[START ENTRIES]

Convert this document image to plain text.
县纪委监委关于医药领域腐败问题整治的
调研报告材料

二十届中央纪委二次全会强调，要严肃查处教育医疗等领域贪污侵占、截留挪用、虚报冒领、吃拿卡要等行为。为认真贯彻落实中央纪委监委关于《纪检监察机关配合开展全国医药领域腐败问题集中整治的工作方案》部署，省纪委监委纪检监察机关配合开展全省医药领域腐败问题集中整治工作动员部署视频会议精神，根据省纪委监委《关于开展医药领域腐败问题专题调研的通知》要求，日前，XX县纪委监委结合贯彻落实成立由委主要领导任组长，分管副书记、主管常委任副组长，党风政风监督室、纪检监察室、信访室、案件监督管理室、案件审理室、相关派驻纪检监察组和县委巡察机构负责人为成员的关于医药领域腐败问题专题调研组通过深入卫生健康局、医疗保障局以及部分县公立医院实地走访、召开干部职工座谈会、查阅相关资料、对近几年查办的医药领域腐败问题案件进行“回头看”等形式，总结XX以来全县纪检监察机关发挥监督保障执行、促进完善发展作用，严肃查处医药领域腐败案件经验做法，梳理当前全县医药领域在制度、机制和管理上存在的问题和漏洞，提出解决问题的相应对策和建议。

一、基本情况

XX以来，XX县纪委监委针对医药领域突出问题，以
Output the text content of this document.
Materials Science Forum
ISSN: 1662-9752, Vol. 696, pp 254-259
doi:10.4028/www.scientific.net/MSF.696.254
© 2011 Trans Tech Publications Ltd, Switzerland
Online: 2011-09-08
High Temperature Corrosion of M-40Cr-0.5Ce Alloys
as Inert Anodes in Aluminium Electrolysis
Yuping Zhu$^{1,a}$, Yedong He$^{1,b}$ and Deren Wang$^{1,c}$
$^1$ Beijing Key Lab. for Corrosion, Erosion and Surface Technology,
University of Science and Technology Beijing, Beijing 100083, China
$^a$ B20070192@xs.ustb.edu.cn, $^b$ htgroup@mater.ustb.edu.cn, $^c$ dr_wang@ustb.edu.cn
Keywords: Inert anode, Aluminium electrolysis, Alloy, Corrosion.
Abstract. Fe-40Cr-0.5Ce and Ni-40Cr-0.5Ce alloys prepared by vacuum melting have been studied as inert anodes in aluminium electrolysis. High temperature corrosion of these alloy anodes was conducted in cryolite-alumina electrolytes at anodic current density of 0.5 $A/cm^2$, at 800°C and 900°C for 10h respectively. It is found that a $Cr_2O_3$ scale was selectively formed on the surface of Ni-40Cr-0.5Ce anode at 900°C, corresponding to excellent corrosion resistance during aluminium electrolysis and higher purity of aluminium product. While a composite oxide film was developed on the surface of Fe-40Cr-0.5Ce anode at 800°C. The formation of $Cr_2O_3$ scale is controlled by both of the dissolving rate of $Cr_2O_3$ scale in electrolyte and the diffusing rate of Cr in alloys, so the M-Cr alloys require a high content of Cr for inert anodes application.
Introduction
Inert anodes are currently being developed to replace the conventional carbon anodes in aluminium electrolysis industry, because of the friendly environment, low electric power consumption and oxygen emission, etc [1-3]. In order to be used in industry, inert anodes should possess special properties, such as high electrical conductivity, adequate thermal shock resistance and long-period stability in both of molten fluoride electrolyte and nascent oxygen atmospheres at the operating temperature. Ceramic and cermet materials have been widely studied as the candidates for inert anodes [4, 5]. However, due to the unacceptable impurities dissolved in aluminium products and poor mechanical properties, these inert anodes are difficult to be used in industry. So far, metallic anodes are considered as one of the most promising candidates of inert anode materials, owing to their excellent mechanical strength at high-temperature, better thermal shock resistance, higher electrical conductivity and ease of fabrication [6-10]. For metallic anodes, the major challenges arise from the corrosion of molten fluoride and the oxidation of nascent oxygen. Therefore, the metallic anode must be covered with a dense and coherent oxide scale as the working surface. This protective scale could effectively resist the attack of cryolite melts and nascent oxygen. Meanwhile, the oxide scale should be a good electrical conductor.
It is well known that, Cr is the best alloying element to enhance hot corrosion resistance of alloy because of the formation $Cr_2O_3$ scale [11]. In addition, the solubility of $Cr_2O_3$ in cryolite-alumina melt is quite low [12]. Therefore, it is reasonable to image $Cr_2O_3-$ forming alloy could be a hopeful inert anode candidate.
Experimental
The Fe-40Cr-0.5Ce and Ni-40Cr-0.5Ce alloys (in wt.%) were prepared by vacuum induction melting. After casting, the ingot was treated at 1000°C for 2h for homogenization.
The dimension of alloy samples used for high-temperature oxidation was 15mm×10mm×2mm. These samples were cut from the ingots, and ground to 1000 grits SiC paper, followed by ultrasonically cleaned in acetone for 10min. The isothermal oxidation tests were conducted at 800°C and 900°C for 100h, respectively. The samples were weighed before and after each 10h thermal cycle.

[END ENTRIES]

# BRIEF:
Using the listing above, pick out each line that contains the word "document", then copy it.

# REPLY:
Convert this document image to plain text.
Output the text content of this document.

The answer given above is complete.